Written task >> Print every line below character for character, leaving out the pictures.
==========
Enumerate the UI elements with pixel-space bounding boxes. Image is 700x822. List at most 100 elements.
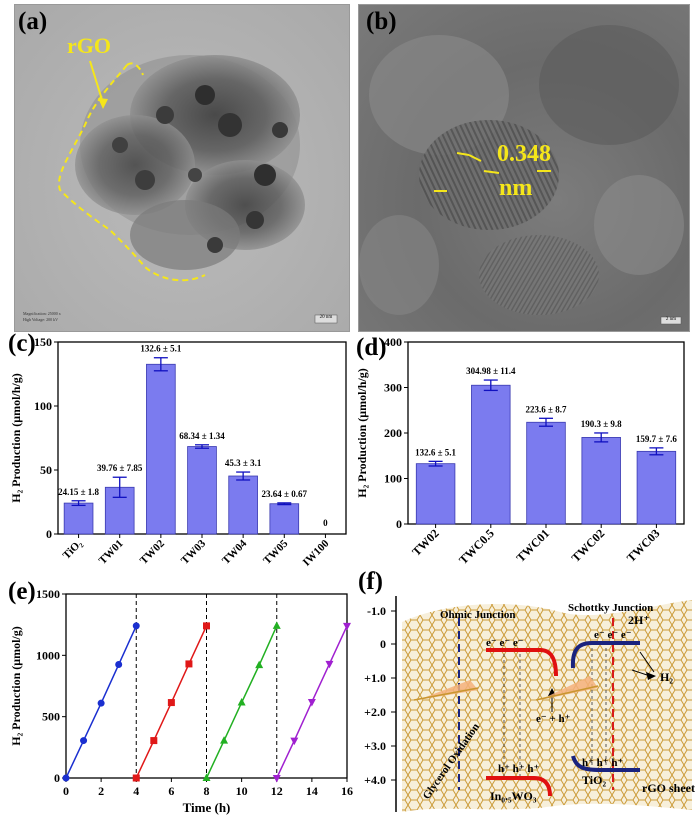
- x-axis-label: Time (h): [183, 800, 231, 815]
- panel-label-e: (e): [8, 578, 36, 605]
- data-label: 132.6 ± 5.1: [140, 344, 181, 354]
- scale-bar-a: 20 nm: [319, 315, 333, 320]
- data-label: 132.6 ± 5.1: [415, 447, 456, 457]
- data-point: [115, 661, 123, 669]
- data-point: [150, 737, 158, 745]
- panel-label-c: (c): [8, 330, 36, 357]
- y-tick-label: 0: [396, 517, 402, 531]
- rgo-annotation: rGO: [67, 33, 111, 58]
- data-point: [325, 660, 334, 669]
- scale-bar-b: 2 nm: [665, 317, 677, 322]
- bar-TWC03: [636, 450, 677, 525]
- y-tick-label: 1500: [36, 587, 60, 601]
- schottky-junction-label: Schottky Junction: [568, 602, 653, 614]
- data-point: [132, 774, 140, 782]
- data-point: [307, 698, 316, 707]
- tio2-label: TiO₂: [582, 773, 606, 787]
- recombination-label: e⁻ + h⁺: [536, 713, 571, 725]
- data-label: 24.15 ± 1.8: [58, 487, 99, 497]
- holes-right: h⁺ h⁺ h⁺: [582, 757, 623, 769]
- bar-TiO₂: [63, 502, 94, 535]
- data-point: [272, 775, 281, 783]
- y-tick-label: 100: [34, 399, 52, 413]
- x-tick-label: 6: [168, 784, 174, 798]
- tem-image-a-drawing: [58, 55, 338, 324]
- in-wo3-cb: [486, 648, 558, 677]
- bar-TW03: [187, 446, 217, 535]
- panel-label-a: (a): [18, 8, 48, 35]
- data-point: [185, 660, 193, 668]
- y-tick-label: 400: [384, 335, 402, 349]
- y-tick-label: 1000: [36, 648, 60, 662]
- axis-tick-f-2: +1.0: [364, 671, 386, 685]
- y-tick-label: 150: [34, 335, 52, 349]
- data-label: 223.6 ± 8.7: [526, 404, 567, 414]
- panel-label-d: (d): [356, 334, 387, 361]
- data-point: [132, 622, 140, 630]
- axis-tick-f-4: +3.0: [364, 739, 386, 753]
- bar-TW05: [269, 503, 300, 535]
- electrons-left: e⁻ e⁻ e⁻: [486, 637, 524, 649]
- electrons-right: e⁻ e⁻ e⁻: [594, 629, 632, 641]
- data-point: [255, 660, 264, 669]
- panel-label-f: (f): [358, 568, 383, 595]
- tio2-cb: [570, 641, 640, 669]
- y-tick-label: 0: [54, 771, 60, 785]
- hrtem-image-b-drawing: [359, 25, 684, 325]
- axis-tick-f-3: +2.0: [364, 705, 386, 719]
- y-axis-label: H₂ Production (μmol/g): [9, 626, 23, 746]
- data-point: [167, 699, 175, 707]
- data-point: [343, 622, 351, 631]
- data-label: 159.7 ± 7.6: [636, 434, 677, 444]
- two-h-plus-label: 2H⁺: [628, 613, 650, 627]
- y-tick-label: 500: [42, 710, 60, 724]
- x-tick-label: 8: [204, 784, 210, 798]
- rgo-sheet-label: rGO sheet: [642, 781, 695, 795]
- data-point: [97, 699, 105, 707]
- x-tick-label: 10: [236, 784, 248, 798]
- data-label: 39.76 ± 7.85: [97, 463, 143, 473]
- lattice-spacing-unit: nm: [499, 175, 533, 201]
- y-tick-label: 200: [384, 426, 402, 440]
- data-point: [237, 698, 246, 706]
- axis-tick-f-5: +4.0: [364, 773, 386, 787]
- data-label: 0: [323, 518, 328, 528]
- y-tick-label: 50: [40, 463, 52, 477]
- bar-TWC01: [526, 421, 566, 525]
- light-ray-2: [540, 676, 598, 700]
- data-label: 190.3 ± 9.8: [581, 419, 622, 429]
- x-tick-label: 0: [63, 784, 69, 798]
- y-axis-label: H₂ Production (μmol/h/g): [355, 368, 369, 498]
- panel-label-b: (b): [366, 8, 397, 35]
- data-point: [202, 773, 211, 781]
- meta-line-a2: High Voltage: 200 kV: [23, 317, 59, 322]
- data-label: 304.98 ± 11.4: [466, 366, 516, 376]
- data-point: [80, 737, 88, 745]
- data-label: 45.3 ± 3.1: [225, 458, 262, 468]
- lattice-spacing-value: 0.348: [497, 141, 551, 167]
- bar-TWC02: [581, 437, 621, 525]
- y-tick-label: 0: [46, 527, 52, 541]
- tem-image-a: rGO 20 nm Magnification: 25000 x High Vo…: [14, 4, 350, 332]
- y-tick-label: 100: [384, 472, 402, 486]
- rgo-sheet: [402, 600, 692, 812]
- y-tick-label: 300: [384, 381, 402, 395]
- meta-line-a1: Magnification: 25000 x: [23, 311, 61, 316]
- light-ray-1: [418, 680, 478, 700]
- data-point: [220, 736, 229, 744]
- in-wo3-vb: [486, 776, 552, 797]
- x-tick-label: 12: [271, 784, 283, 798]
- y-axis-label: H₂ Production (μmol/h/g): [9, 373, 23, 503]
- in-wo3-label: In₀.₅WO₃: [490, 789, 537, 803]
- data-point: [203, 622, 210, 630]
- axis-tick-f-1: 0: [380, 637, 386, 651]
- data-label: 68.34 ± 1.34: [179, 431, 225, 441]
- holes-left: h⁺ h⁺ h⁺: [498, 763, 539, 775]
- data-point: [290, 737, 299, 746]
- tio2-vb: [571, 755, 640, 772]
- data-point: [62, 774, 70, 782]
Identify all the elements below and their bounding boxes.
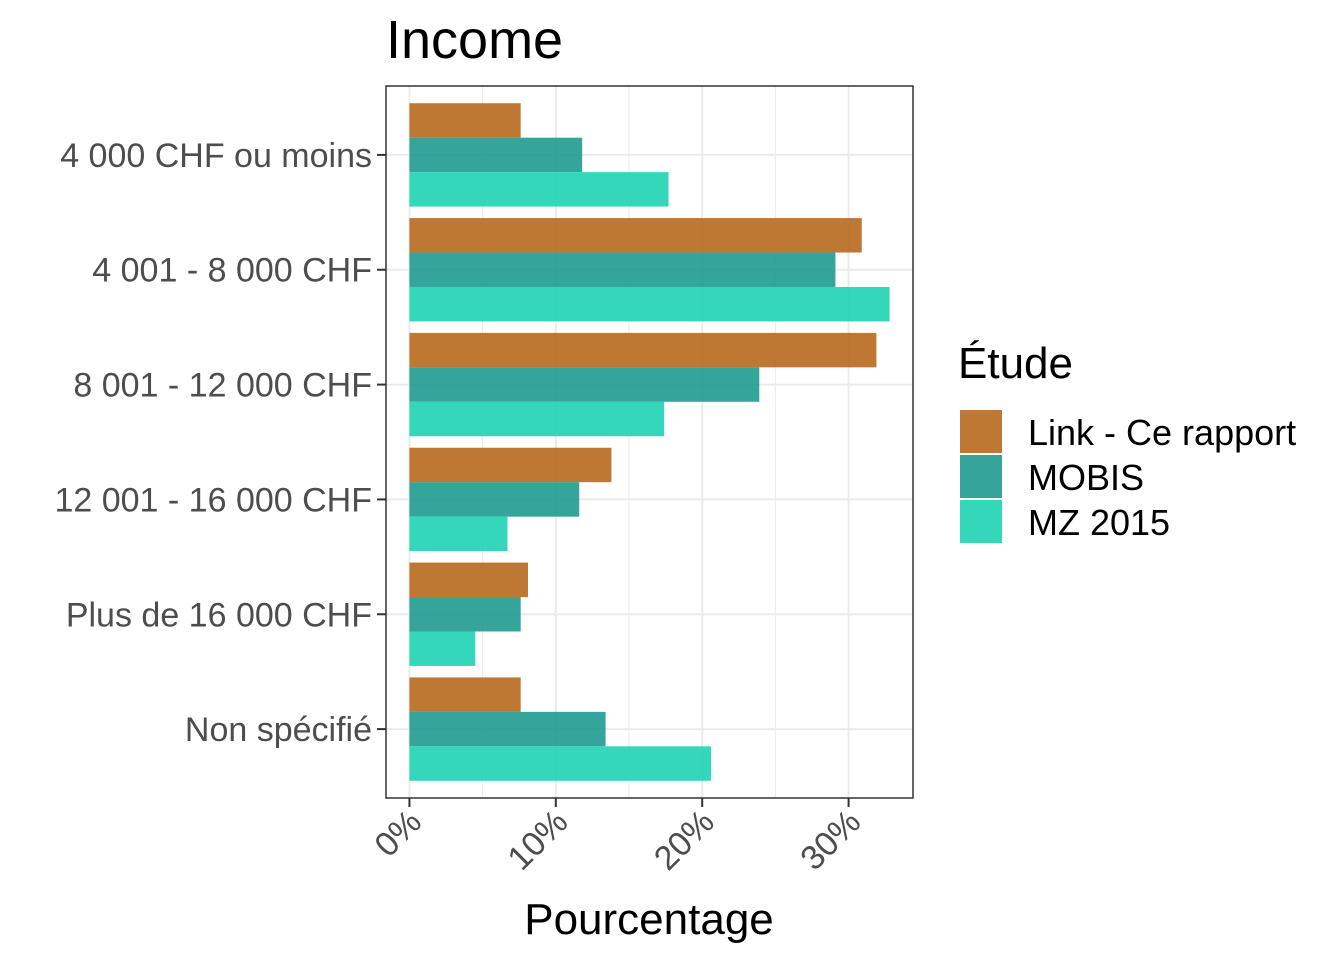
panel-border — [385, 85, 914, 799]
==========
In response >>
Enumerate the UI elements with pixel-space bounding boxes. Image is 700x822. List at most 100 elements.
- x-axis-label: Time (h): [183, 800, 231, 815]
- panel-label-e: (e): [8, 578, 36, 605]
- data-label: 132.6 ± 5.1: [140, 344, 181, 354]
- scale-bar-a: 20 nm: [319, 315, 333, 320]
- data-label: 132.6 ± 5.1: [415, 447, 456, 457]
- data-point: [115, 661, 123, 669]
- data-point: [150, 737, 158, 745]
- panel-label-c: (c): [8, 330, 36, 357]
- y-tick-label: 0: [396, 517, 402, 531]
- rgo-annotation: rGO: [67, 33, 111, 58]
- data-point: [325, 660, 334, 669]
- scale-bar-b: 2 nm: [665, 317, 677, 322]
- bar-TWC03: [636, 450, 677, 525]
- y-tick-label: 1500: [36, 587, 60, 601]
- schottky-junction-label: Schottky Junction: [568, 602, 653, 614]
- data-point: [132, 774, 140, 782]
- data-point: [307, 698, 316, 707]
- tio2-label: TiO₂: [582, 773, 606, 787]
- recombination-label: e⁻ + h⁺: [536, 713, 571, 725]
- data-label: 24.15 ± 1.8: [58, 487, 99, 497]
- holes-right: h⁺ h⁺ h⁺: [582, 757, 623, 769]
- bar-TiO₂: [63, 502, 94, 535]
- data-point: [272, 775, 281, 783]
- y-tick-label: 100: [34, 399, 52, 413]
- x-tick-label: 6: [168, 784, 174, 798]
- tem-image-a-drawing: [58, 55, 338, 324]
- in-wo3-cb: [486, 648, 558, 677]
- bar-TW03: [187, 446, 217, 535]
- panel-label-a: (a): [18, 8, 48, 35]
- data-point: [185, 660, 193, 668]
- y-tick-label: 400: [384, 335, 402, 349]
- y-tick-label: 1000: [36, 648, 60, 662]
- axis-tick-f-2: +1.0: [364, 671, 386, 685]
- y-tick-label: 150: [34, 335, 52, 349]
- data-label: 223.6 ± 8.7: [526, 404, 567, 414]
- panel-label-d: (d): [356, 334, 387, 361]
- data-point: [132, 622, 140, 630]
- axis-tick-f-4: +3.0: [364, 739, 386, 753]
- bar-TW05: [269, 503, 300, 535]
- electrons-left: e⁻ e⁻ e⁻: [486, 637, 524, 649]
- electrons-right: e⁻ e⁻ e⁻: [594, 629, 632, 641]
- data-point: [255, 660, 264, 669]
- panel-label-f: (f): [358, 568, 383, 595]
- tio2-cb: [570, 641, 640, 669]
- y-tick-label: 0: [54, 771, 60, 785]
- hrtem-image-b-drawing: [359, 25, 684, 325]
- axis-tick-f-3: +2.0: [364, 705, 386, 719]
- y-axis-label: H₂ Production (μmol/g): [9, 626, 23, 746]
- data-point: [167, 699, 175, 707]
- data-point: [343, 622, 351, 631]
- data-label: 159.7 ± 7.6: [636, 434, 677, 444]
- two-h-plus-label: 2H⁺: [628, 613, 650, 627]
- y-tick-label: 500: [42, 710, 60, 724]
- x-tick-label: 8: [204, 784, 210, 798]
- rgo-sheet-label: rGO sheet: [642, 781, 695, 795]
- data-point: [97, 699, 105, 707]
- x-tick-label: 10: [236, 784, 248, 798]
- data-label: 39.76 ± 7.85: [97, 463, 143, 473]
- lattice-spacing-unit: nm: [499, 175, 533, 201]
- y-tick-label: 200: [384, 426, 402, 440]
- data-point: [237, 698, 246, 706]
- axis-tick-f-5: +4.0: [364, 773, 386, 787]
- data-label: 0: [323, 518, 328, 528]
- y-tick-label: 50: [40, 463, 52, 477]
- bar-TWC01: [526, 421, 566, 525]
- light-ray-2: [540, 676, 598, 700]
- data-label: 190.3 ± 9.8: [581, 419, 622, 429]
- x-tick-label: 0: [63, 784, 69, 798]
- y-axis-label: H₂ Production (μmol/h/g): [355, 368, 369, 498]
- panel-label-b: (b): [366, 8, 397, 35]
- data-point: [202, 773, 211, 781]
- meta-line-a2: High Voltage: 200 kV: [23, 317, 59, 322]
- data-label: 304.98 ± 11.4: [466, 366, 516, 376]
- data-point: [80, 737, 88, 745]
- data-label: 45.3 ± 3.1: [225, 458, 262, 468]
- lattice-spacing-value: 0.348: [497, 141, 551, 167]
- bar-TWC02: [581, 437, 621, 525]
- y-tick-label: 0: [46, 527, 52, 541]
- tem-image-a: rGO 20 nm Magnification: 25000 x High Vo…: [14, 4, 350, 332]
- y-tick-label: 100: [384, 472, 402, 486]
- rgo-sheet: [402, 600, 692, 812]
- y-tick-label: 300: [384, 381, 402, 395]
- meta-line-a1: Magnification: 25000 x: [23, 311, 61, 316]
- light-ray-1: [418, 680, 478, 700]
- data-point: [220, 736, 229, 744]
- in-wo3-vb: [486, 776, 552, 797]
- x-tick-label: 12: [271, 784, 283, 798]
- y-axis-label: H₂ Production (μmol/h/g): [9, 373, 23, 503]
- in-wo3-label: In₀.₅WO₃: [490, 789, 537, 803]
- data-point: [203, 622, 210, 630]
- axis-tick-f-1: 0: [380, 637, 386, 651]
- data-label: 68.34 ± 1.34: [179, 431, 225, 441]
- holes-left: h⁺ h⁺ h⁺: [498, 763, 539, 775]
- data-point: [290, 737, 299, 746]
- tio2-vb: [571, 755, 640, 772]
- data-point: [62, 774, 70, 782]
Identify all the elements below and their bounding boxes.
panel-border — [385, 85, 914, 799]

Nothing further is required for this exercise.